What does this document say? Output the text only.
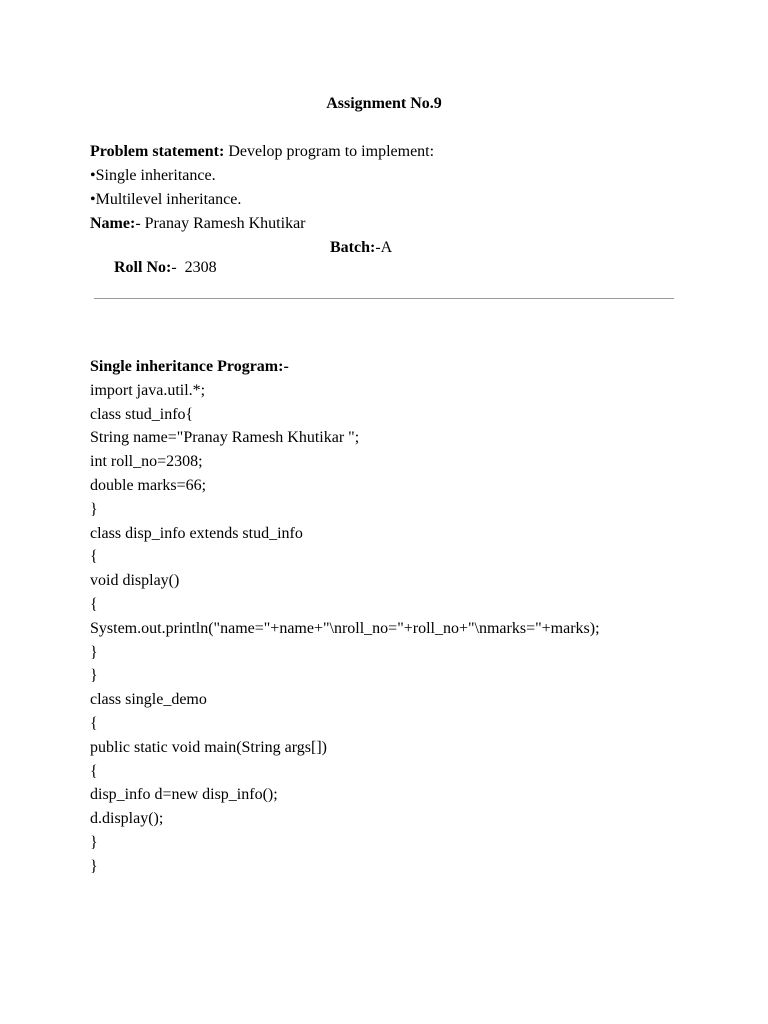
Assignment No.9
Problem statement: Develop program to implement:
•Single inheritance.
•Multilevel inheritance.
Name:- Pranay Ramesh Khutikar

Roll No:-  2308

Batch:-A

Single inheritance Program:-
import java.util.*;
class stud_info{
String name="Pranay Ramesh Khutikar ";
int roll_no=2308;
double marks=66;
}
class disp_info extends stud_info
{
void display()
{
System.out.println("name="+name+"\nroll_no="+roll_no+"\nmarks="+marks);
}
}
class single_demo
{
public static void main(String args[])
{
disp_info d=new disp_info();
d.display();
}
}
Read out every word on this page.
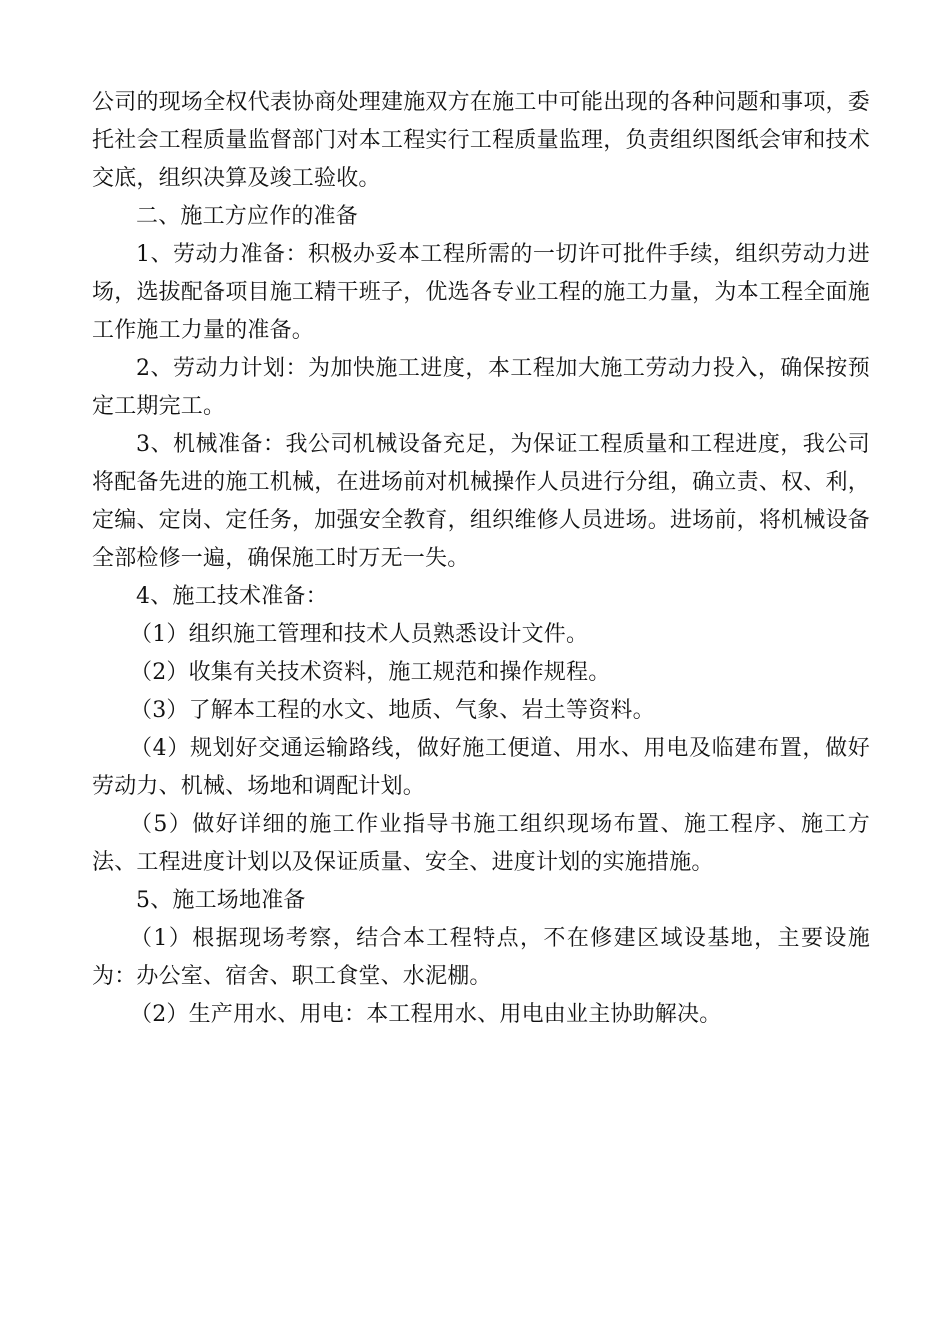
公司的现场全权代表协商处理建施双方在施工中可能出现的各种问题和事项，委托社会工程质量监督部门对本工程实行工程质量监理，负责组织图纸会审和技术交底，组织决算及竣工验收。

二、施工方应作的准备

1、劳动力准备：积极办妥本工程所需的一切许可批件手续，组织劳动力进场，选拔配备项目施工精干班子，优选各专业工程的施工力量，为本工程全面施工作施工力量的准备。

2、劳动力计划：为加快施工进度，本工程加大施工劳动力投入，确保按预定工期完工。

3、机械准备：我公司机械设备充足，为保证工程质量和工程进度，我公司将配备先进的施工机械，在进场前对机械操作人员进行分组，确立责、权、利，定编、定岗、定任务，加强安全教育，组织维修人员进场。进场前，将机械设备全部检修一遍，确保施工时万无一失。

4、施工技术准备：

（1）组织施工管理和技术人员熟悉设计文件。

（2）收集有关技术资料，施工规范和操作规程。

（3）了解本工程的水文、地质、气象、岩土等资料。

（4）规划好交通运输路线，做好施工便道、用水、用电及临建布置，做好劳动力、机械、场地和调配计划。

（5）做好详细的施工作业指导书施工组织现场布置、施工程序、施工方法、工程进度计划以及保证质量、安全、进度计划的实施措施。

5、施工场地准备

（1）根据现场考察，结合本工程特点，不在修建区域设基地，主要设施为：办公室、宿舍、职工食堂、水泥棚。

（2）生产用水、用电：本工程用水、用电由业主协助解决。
---
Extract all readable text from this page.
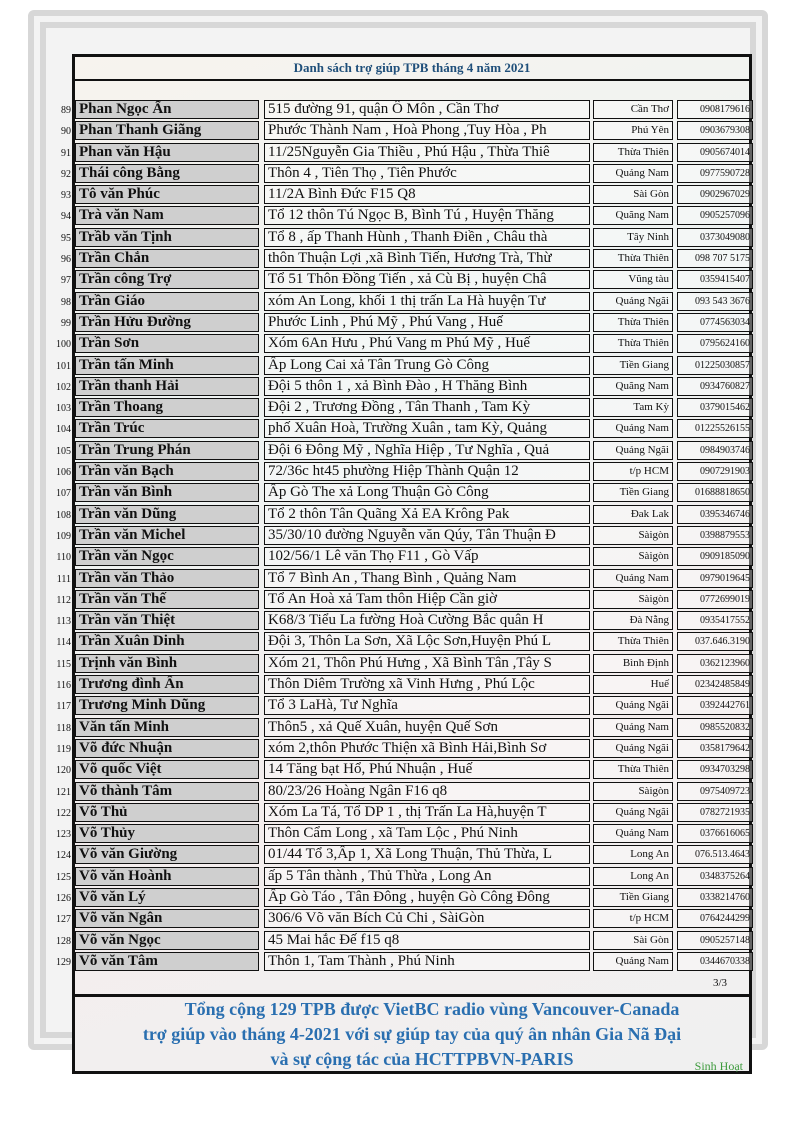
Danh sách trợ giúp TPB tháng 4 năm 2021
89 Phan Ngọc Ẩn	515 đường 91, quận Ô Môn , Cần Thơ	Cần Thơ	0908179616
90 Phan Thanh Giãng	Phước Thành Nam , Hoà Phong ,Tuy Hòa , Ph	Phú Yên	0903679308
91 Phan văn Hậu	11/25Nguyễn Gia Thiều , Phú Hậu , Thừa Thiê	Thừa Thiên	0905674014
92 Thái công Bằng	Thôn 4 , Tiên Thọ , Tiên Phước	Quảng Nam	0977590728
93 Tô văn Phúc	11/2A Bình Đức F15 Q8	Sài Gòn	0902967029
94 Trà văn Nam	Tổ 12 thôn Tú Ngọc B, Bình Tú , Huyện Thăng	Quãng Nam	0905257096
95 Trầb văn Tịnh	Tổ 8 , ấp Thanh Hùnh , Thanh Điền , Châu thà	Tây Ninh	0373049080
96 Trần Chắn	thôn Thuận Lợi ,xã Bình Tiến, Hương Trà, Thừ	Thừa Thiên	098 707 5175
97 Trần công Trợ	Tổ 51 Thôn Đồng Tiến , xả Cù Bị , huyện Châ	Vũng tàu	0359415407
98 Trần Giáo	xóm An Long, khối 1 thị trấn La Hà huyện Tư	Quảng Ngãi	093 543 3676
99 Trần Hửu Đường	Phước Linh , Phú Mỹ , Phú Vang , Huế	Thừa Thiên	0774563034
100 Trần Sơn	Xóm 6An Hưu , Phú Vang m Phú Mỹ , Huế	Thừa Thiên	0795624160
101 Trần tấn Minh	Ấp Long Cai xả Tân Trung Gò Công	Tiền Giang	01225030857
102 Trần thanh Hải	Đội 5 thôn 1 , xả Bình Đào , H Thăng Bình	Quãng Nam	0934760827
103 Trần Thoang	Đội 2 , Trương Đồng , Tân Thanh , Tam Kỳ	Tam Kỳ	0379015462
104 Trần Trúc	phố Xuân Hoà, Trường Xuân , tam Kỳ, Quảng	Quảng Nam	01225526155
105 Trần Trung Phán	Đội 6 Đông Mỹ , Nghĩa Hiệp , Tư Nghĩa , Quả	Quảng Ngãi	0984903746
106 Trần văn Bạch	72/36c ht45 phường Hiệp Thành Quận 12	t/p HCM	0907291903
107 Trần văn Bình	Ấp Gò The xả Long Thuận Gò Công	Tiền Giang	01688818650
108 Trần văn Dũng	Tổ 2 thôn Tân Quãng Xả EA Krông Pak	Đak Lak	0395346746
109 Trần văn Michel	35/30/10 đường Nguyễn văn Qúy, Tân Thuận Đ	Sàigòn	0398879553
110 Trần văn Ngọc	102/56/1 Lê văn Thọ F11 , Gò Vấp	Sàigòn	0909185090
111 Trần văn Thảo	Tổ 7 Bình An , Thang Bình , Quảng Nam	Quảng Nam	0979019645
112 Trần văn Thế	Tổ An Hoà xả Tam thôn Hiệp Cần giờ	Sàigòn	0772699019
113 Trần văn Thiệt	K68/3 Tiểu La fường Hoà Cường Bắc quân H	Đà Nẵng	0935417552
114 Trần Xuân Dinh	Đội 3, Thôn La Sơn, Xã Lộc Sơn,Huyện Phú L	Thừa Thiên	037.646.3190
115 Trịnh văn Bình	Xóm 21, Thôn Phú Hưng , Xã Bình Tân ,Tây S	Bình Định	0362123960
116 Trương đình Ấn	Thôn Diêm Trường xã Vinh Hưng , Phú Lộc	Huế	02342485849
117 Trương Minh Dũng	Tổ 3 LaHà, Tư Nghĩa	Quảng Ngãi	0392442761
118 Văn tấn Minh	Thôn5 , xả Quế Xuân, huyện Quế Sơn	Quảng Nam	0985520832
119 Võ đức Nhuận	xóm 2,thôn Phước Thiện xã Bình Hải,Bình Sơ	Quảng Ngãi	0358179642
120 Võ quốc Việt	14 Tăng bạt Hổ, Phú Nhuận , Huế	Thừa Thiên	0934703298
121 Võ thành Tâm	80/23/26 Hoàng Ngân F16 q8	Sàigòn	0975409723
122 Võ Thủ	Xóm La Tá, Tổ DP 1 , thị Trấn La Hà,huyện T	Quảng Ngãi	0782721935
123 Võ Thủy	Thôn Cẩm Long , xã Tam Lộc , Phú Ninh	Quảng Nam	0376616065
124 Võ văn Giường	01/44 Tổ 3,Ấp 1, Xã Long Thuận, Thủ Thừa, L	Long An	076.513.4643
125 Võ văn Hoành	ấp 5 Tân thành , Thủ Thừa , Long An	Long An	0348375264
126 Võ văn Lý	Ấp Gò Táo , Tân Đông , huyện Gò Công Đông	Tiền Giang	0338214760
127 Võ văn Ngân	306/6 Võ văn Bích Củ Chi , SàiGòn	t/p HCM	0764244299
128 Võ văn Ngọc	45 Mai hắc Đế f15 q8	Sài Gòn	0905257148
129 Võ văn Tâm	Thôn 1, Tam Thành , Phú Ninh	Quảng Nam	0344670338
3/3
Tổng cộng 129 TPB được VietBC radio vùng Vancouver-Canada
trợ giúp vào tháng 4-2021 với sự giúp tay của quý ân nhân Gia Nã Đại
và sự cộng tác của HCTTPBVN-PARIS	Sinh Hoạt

_Job_.
Above are the records; copy every line in them that holds the word "Khutikar".

_Reply to the exercise_.
Name:- Pranay Ramesh Khutikar
String name="Pranay Ramesh Khutikar ";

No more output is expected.